* [TASK REQUIREMENTS]:
Would you retype all of these records exactly?

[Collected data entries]

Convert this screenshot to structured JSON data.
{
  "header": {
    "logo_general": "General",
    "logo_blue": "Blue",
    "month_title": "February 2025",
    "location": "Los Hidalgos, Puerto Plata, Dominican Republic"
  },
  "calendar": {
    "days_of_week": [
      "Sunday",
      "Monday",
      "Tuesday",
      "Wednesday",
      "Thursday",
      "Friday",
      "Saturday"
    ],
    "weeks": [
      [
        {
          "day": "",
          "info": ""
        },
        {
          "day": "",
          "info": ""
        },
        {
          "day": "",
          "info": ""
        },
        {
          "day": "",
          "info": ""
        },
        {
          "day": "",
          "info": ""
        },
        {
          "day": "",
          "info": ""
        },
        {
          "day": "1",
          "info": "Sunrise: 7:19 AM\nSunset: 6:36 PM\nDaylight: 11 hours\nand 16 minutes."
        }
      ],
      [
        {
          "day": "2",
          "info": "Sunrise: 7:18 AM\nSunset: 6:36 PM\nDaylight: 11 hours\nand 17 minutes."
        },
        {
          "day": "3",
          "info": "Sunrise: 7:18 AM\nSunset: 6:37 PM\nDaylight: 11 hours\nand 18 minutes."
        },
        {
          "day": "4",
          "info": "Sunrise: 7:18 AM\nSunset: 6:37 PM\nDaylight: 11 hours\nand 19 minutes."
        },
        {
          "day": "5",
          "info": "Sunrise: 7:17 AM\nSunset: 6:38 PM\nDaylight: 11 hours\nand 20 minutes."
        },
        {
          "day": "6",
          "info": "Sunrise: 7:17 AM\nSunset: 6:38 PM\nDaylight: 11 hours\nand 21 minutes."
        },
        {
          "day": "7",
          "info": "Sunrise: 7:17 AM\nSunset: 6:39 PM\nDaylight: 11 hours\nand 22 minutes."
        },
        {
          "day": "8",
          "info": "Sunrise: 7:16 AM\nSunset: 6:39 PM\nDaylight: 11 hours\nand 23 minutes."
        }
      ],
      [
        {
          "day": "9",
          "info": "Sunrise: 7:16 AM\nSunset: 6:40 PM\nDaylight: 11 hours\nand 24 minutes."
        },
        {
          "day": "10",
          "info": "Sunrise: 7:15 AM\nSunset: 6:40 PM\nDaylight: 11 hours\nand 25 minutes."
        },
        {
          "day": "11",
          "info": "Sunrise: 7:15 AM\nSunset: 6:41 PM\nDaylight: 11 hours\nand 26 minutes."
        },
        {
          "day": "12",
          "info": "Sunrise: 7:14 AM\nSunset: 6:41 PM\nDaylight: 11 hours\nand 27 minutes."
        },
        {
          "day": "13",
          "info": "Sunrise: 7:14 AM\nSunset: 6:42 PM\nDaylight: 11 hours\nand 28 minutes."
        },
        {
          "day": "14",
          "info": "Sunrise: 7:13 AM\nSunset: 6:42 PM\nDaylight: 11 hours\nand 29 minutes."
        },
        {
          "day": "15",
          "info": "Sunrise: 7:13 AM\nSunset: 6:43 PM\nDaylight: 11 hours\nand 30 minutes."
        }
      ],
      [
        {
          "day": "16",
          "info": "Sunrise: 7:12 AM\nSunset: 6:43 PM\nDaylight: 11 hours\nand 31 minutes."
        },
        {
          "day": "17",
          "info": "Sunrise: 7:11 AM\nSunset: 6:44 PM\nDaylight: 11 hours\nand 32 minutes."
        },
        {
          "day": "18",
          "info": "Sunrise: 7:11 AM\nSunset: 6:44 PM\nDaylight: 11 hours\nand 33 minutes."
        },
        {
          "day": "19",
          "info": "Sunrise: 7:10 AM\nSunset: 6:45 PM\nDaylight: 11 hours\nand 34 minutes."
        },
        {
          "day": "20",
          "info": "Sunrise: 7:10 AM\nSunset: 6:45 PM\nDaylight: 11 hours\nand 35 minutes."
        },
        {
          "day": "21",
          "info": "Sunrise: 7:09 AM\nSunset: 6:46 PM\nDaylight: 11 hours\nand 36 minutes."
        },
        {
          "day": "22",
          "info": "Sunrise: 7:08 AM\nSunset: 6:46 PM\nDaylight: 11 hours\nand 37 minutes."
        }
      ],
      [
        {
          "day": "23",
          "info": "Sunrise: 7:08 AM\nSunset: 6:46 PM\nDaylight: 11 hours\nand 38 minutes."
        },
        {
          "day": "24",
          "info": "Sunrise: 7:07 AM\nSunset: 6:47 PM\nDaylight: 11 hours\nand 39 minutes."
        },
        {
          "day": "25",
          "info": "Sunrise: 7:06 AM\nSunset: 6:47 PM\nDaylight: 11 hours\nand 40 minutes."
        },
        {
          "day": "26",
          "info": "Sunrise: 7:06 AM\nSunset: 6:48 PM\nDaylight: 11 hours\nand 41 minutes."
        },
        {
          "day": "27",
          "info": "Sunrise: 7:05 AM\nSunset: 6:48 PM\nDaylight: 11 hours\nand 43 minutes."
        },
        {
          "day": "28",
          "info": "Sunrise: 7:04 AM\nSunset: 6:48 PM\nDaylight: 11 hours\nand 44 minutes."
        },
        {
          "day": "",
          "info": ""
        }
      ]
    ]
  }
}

* [RESPONSE TO THIS EXERCISE]:
Convert this screenshot to structured JSON data.
{
  "header": {
    "logo_general": "General",
    "logo_blue": "Blue",
    "month_title": "February 2025",
    "location": "Los Hidalgos, Puerto Plata, Dominican Republic"
  },
  "calendar": {
    "days_of_week": [
      "Sunday",
      "Monday",
      "Tuesday",
      "Wednesday",
      "Thursday",
      "Friday",
      "Saturday"
    ],
    "weeks": [
      [
        {
          "day": "",
          "info": ""
        },
        {
          "day": "",
          "info": ""
        },
        {
          "day": "",
          "info": ""
        },
        {
          "day": "",
          "info": ""
        },
        {
          "day": "",
          "info": ""
        },
        {
          "day": "",
          "info": ""
        },
        {
          "day": "1",
          "info": "Sunrise: 7:19 AM\nSunset: 6:36 PM\nDaylight: 11 hours\nand 16 minutes."
        }
      ],
      [
        {
          "day": "2",
          "info": "Sunrise: 7:18 AM\nSunset: 6:36 PM\nDaylight: 11 hours\nand 17 minutes."
        },
        {
          "day": "3",
          "info": "Sunrise: 7:18 AM\nSunset: 6:37 PM\nDaylight: 11 hours\nand 18 minutes."
        },
        {
          "day": "4",
          "info": "Sunrise: 7:18 AM\nSunset: 6:37 PM\nDaylight: 11 hours\nand 19 minutes."
        },
        {
          "day": "5",
          "info": "Sunrise: 7:17 AM\nSunset: 6:38 PM\nDaylight: 11 hours\nand 20 minutes."
        },
        {
          "day": "6",
          "info": "Sunrise: 7:17 AM\nSunset: 6:38 PM\nDaylight: 11 hours\nand 21 minutes."
        },
        {
          "day": "7",
          "info": "Sunrise: 7:17 AM\nSunset: 6:39 PM\nDaylight: 11 hours\nand 22 minutes."
        },
        {
          "day": "8",
          "info": "Sunrise: 7:16 AM\nSunset: 6:39 PM\nDaylight: 11 hours\nand 23 minutes."
        }
      ],
      [
        {
          "day": "9",
          "info": "Sunrise: 7:16 AM\nSunset: 6:40 PM\nDaylight: 11 hours\nand 24 minutes."
        },
        {
          "day": "10",
          "info": "Sunrise: 7:15 AM\nSunset: 6:40 PM\nDaylight: 11 hours\nand 25 minutes."
        },
        {
          "day": "11",
          "info": "Sunrise: 7:15 AM\nSunset: 6:41 PM\nDaylight: 11 hours\nand 26 minutes."
        },
        {
          "day": "12",
          "info": "Sunrise: 7:14 AM\nSunset: 6:41 PM\nDaylight: 11 hours\nand 27 minutes."
        },
        {
          "day": "13",
          "info": "Sunrise: 7:14 AM\nSunset: 6:42 PM\nDaylight: 11 hours\nand 28 minutes."
        },
        {
          "day": "14",
          "info": "Sunrise: 7:13 AM\nSunset: 6:42 PM\nDaylight: 11 hours\nand 29 minutes."
        },
        {
          "day": "15",
          "info": "Sunrise: 7:13 AM\nSunset: 6:43 PM\nDaylight: 11 hours\nand 30 minutes."
        }
      ],
      [
        {
          "day": "16",
          "info": "Sunrise: 7:12 AM\nSunset: 6:43 PM\nDaylight: 11 hours\nand 31 minutes."
        },
        {
          "day": "17",
          "info": "Sunrise: 7:11 AM\nSunset: 6:44 PM\nDaylight: 11 hours\nand 32 minutes."
        },
        {
          "day": "18",
          "info": "Sunrise: 7:11 AM\nSunset: 6:44 PM\nDaylight: 11 hours\nand 33 minutes."
        },
        {
          "day": "19",
          "info": "Sunrise: 7:10 AM\nSunset: 6:45 PM\nDaylight: 11 hours\nand 34 minutes."
        },
        {
          "day": "20",
          "info": "Sunrise: 7:10 AM\nSunset: 6:45 PM\nDaylight: 11 hours\nand 35 minutes."
        },
        {
          "day": "21",
          "info": "Sunrise: 7:09 AM\nSunset: 6:46 PM\nDaylight: 11 hours\nand 36 minutes."
        },
        {
          "day": "22",
          "info": "Sunrise: 7:08 AM\nSunset: 6:46 PM\nDaylight: 11 hours\nand 37 minutes."
        }
      ],
      [
        {
          "day": "23",
          "info": "Sunrise: 7:08 AM\nSunset: 6:46 PM\nDaylight: 11 hours\nand 38 minutes."
        },
        {
          "day": "24",
          "info": "Sunrise: 7:07 AM\nSunset: 6:47 PM\nDaylight: 11 hours\nand 39 minutes."
        },
        {
          "day": "25",
          "info": "Sunrise: 7:06 AM\nSunset: 6:47 PM\nDaylight: 11 hours\nand 40 minutes."
        },
        {
          "day": "26",
          "info": "Sunrise: 7:06 AM\nSunset: 6:48 PM\nDaylight: 11 hours\nand 41 minutes."
        },
        {
          "day": "27",
          "info": "Sunrise: 7:05 AM\nSunset: 6:48 PM\nDaylight: 11 hours\nand 43 minutes."
        },
        {
          "day": "28",
          "info": "Sunrise: 7:04 AM\nSunset: 6:48 PM\nDaylight: 11 hours\nand 44 minutes."
        },
        {
          "day": "",
          "info": ""
        }
      ]
    ]
  }
}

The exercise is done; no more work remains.